# [Task directions]
Return the data exactly, with all pictures removed.

************

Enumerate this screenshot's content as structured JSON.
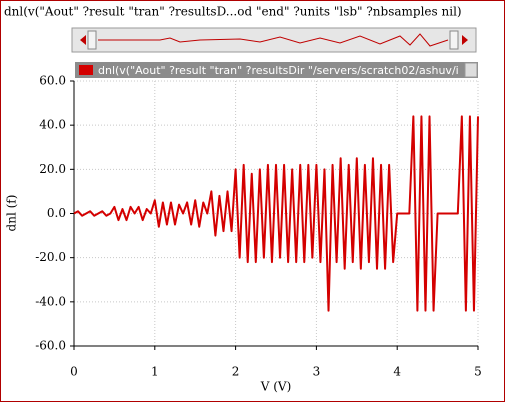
{
  "chart_data": {
    "type": "line",
    "title": "dnl(v(\"Aout\" ?result \"tran\" ?resultsD...od \"end\" ?units \"lsb\" ?nbsamples nil)",
    "x_label": "V (V)",
    "y_label": "dnl (f)",
    "x": [
      0,
      0.05,
      0.1,
      0.15,
      0.2,
      0.25,
      0.3,
      0.35,
      0.4,
      0.45,
      0.5,
      0.55,
      0.6,
      0.65,
      0.7,
      0.75,
      0.8,
      0.85,
      0.9,
      0.95,
      1,
      1.05,
      1.1,
      1.15,
      1.2,
      1.25,
      1.3,
      1.35,
      1.4,
      1.45,
      1.5,
      1.55,
      1.6,
      1.65,
      1.7,
      1.75,
      1.8,
      1.85,
      1.9,
      1.95,
      2,
      2.05,
      2.1,
      2.15,
      2.2,
      2.25,
      2.3,
      2.35,
      2.4,
      2.45,
      2.5,
      2.55,
      2.6,
      2.65,
      2.7,
      2.75,
      2.8,
      2.85,
      2.9,
      2.95,
      3,
      3.05,
      3.1,
      3.15,
      3.2,
      3.25,
      3.3,
      3.35,
      3.4,
      3.45,
      3.5,
      3.55,
      3.6,
      3.65,
      3.7,
      3.75,
      3.8,
      3.85,
      3.9,
      3.95,
      4,
      4.05,
      4.1,
      4.15,
      4.2,
      4.25,
      4.3,
      4.35,
      4.4,
      4.45,
      4.5,
      4.55,
      4.6,
      4.65,
      4.7,
      4.75,
      4.8,
      4.85,
      4.9,
      4.95,
      5
    ],
    "series": [
      {
        "name": "dnl(v(\"Aout\" ?result \"tran\" ?resultsDir \"/servers/scratch02/ashuv/i",
        "color": "#d40000",
        "values": [
          0,
          1,
          -1,
          0,
          1,
          -1,
          0,
          1,
          -1,
          0,
          3,
          -3,
          2,
          -3,
          3,
          0,
          3,
          -3,
          2,
          0,
          6,
          -6,
          5,
          -5,
          5,
          -5,
          4,
          0,
          5,
          -5,
          6,
          -6,
          5,
          0,
          10,
          -10,
          8,
          -8,
          10,
          -8,
          20,
          -20,
          22,
          -22,
          18,
          -22,
          20,
          -20,
          22,
          -22,
          22,
          -20,
          22,
          -22,
          20,
          -22,
          22,
          -22,
          22,
          -20,
          22,
          -22,
          20,
          -44,
          22,
          -22,
          25,
          -25,
          22,
          -22,
          25,
          -25,
          22,
          -22,
          25,
          -25,
          22,
          -25,
          22,
          -22,
          0,
          0,
          0,
          0,
          44,
          -44,
          44,
          -44,
          44,
          -44,
          0,
          0,
          0,
          0,
          0,
          0,
          44,
          -44,
          44,
          -44,
          44
        ]
      }
    ],
    "xlim": [
      0,
      5
    ],
    "ylim": [
      -60,
      60
    ],
    "xticks": [
      0,
      1,
      2,
      3,
      4,
      5
    ],
    "yticks": [
      {
        "value": -60,
        "label": "-60.0"
      },
      {
        "value": -40,
        "label": "-40.0"
      },
      {
        "value": -20,
        "label": "-20.0"
      },
      {
        "value": 0,
        "label": "0.0"
      },
      {
        "value": 20,
        "label": "20.0"
      },
      {
        "value": 40,
        "label": "40.0"
      },
      {
        "value": 60,
        "label": "60.0"
      }
    ],
    "grid": true
  }
}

************

# [Written answer]
Enumerate this screenshot's content as structured JSON.
{
  "chart_data": {
    "type": "line",
    "title": "dnl(v(\"Aout\" ?result \"tran\" ?resultsD...od \"end\" ?units \"lsb\" ?nbsamples nil)",
    "x_label": "V (V)",
    "y_label": "dnl (f)",
    "x": [
      0,
      0.05,
      0.1,
      0.15,
      0.2,
      0.25,
      0.3,
      0.35,
      0.4,
      0.45,
      0.5,
      0.55,
      0.6,
      0.65,
      0.7,
      0.75,
      0.8,
      0.85,
      0.9,
      0.95,
      1,
      1.05,
      1.1,
      1.15,
      1.2,
      1.25,
      1.3,
      1.35,
      1.4,
      1.45,
      1.5,
      1.55,
      1.6,
      1.65,
      1.7,
      1.75,
      1.8,
      1.85,
      1.9,
      1.95,
      2,
      2.05,
      2.1,
      2.15,
      2.2,
      2.25,
      2.3,
      2.35,
      2.4,
      2.45,
      2.5,
      2.55,
      2.6,
      2.65,
      2.7,
      2.75,
      2.8,
      2.85,
      2.9,
      2.95,
      3,
      3.05,
      3.1,
      3.15,
      3.2,
      3.25,
      3.3,
      3.35,
      3.4,
      3.45,
      3.5,
      3.55,
      3.6,
      3.65,
      3.7,
      3.75,
      3.8,
      3.85,
      3.9,
      3.95,
      4,
      4.05,
      4.1,
      4.15,
      4.2,
      4.25,
      4.3,
      4.35,
      4.4,
      4.45,
      4.5,
      4.55,
      4.6,
      4.65,
      4.7,
      4.75,
      4.8,
      4.85,
      4.9,
      4.95,
      5
    ],
    "series": [
      {
        "name": "dnl(v(\"Aout\" ?result \"tran\" ?resultsDir \"/servers/scratch02/ashuv/i",
        "color": "#d40000",
        "values": [
          0,
          1,
          -1,
          0,
          1,
          -1,
          0,
          1,
          -1,
          0,
          3,
          -3,
          2,
          -3,
          3,
          0,
          3,
          -3,
          2,
          0,
          6,
          -6,
          5,
          -5,
          5,
          -5,
          4,
          0,
          5,
          -5,
          6,
          -6,
          5,
          0,
          10,
          -10,
          8,
          -8,
          10,
          -8,
          20,
          -20,
          22,
          -22,
          18,
          -22,
          20,
          -20,
          22,
          -22,
          22,
          -20,
          22,
          -22,
          20,
          -22,
          22,
          -22,
          22,
          -20,
          22,
          -22,
          20,
          -44,
          22,
          -22,
          25,
          -25,
          22,
          -22,
          25,
          -25,
          22,
          -22,
          25,
          -25,
          22,
          -25,
          22,
          -22,
          0,
          0,
          0,
          0,
          44,
          -44,
          44,
          -44,
          44,
          -44,
          0,
          0,
          0,
          0,
          0,
          0,
          44,
          -44,
          44,
          -44,
          44
        ]
      }
    ],
    "xlim": [
      0,
      5
    ],
    "ylim": [
      -60,
      60
    ],
    "xticks": [
      0,
      1,
      2,
      3,
      4,
      5
    ],
    "yticks": [
      {
        "value": -60,
        "label": "-60.0"
      },
      {
        "value": -40,
        "label": "-40.0"
      },
      {
        "value": -20,
        "label": "-20.0"
      },
      {
        "value": 0,
        "label": "0.0"
      },
      {
        "value": 20,
        "label": "20.0"
      },
      {
        "value": 40,
        "label": "40.0"
      },
      {
        "value": 60,
        "label": "60.0"
      }
    ],
    "grid": true
  }
}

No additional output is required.